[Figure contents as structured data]
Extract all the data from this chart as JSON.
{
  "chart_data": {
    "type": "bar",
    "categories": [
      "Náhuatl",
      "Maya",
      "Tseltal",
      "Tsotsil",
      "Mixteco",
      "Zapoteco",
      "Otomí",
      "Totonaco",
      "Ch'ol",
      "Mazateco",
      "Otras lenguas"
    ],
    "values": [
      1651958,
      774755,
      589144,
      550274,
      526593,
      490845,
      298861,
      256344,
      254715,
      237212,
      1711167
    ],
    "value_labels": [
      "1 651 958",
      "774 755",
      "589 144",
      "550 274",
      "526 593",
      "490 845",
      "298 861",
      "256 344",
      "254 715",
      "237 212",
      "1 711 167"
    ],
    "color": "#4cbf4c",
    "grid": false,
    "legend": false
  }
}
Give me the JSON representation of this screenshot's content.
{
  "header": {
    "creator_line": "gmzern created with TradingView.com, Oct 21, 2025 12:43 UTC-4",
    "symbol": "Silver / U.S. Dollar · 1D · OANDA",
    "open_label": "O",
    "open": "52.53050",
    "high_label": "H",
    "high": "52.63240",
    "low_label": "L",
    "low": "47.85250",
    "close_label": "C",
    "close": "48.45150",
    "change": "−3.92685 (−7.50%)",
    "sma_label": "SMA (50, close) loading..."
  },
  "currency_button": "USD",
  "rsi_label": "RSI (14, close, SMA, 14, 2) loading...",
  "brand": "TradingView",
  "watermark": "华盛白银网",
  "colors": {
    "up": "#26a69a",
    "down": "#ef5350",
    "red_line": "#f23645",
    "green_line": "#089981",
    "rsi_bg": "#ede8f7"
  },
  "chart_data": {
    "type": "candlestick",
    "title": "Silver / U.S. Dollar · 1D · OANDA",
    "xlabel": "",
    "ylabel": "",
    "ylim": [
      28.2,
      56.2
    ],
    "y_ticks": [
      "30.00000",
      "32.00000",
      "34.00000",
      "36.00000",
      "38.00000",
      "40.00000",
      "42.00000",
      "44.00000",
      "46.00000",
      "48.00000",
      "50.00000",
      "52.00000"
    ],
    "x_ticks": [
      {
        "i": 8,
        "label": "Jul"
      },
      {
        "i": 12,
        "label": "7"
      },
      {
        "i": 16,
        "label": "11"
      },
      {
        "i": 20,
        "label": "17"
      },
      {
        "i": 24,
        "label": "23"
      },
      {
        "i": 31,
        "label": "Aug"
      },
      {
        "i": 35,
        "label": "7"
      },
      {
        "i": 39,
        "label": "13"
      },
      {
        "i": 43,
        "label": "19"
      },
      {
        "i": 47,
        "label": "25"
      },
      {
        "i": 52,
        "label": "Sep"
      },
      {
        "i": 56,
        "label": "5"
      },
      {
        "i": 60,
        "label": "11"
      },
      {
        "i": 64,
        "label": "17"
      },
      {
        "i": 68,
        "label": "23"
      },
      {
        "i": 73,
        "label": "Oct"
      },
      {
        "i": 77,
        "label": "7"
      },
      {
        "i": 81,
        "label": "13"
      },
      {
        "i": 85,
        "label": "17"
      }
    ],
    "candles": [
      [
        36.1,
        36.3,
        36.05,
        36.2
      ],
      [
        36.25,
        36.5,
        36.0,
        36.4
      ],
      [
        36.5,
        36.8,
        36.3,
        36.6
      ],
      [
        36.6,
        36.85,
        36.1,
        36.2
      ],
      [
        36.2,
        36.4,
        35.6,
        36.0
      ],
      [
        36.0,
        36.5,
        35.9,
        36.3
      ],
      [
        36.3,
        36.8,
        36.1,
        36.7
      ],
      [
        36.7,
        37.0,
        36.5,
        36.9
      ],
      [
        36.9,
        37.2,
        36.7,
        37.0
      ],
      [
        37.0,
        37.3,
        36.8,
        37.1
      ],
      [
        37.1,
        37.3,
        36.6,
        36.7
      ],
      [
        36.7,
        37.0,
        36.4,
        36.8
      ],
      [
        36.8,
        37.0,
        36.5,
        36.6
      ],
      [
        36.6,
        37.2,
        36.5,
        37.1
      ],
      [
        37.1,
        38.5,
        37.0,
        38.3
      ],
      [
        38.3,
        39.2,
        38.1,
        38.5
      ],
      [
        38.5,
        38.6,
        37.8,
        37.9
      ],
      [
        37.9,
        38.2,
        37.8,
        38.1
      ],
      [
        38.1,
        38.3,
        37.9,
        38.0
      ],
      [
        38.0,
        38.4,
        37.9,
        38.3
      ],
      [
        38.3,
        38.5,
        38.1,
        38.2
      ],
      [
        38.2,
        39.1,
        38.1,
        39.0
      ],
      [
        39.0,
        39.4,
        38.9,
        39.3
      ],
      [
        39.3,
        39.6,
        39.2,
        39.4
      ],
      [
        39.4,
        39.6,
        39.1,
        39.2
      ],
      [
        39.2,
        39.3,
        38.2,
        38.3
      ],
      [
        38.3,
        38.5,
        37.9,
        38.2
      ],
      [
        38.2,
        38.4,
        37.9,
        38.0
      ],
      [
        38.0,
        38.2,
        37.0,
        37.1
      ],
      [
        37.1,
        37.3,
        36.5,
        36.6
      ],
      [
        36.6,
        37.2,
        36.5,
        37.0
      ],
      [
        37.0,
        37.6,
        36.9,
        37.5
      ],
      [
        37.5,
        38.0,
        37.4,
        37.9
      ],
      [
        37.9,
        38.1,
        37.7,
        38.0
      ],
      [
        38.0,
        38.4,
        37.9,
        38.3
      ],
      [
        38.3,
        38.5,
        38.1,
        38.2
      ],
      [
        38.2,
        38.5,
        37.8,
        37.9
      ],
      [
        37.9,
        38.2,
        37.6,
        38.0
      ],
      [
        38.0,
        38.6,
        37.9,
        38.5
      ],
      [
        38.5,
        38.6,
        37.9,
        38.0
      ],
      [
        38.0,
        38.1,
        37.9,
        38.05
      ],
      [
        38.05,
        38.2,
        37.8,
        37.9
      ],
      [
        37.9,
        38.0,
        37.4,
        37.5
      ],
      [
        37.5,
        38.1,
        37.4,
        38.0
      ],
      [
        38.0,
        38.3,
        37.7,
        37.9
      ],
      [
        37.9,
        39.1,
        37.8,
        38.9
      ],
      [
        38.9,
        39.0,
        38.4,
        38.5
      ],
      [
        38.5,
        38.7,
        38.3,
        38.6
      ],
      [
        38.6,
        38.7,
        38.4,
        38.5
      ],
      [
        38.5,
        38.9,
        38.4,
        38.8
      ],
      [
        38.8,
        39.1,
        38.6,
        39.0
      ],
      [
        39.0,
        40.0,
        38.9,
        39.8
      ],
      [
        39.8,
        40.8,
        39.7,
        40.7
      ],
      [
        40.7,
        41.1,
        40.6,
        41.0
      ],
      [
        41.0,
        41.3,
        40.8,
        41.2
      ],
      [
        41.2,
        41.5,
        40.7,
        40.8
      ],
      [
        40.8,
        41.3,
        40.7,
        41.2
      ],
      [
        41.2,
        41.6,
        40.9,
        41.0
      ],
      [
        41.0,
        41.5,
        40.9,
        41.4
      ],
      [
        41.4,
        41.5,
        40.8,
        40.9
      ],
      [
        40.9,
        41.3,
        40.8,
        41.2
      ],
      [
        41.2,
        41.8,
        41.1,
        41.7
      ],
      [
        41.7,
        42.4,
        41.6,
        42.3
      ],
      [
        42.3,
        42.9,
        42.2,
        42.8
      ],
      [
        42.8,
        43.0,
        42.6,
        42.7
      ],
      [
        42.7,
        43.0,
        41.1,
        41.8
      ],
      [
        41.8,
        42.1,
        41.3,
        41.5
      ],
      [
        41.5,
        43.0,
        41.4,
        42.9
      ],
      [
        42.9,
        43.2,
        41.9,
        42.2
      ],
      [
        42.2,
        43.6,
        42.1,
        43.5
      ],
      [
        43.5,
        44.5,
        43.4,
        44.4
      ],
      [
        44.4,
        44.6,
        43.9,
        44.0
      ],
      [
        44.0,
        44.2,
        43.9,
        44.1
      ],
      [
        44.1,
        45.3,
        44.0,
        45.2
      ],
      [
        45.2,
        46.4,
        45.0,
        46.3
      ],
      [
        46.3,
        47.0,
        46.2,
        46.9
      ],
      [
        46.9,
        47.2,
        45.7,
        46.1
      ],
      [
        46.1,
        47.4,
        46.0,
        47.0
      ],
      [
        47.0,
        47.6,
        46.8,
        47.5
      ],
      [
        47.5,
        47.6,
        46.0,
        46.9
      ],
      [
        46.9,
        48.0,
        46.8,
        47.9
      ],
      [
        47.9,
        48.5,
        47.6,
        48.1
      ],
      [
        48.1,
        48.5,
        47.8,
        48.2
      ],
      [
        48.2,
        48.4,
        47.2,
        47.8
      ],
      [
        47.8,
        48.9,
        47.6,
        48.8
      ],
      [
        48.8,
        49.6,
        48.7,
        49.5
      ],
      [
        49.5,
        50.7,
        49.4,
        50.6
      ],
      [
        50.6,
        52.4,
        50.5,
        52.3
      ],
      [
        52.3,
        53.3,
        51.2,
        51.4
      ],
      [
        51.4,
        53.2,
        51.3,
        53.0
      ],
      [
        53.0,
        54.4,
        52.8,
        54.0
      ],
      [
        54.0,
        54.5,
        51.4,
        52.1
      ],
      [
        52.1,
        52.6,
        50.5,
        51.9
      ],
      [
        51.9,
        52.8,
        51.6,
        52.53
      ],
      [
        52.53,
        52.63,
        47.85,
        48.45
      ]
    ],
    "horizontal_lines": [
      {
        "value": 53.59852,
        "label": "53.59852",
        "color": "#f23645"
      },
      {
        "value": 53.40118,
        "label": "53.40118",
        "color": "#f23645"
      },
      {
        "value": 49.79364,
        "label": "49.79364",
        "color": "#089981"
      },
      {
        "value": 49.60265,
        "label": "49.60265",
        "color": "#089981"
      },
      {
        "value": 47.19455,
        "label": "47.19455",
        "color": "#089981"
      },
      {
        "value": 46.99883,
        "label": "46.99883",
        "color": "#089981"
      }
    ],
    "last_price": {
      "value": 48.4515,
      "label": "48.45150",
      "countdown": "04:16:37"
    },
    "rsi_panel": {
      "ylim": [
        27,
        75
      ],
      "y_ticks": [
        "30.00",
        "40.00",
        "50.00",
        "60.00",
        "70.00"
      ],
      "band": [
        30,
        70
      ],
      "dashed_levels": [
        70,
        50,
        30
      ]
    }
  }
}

» PROMPT: Each line in the entries above that includes the string "loading" should be extracted.

» OUTPUT OF THE EXERCISE:
    "sma_label": "SMA (50, close) loading..."
  "rsi_label": "RSI (14, close, SMA, 14, 2) loading...",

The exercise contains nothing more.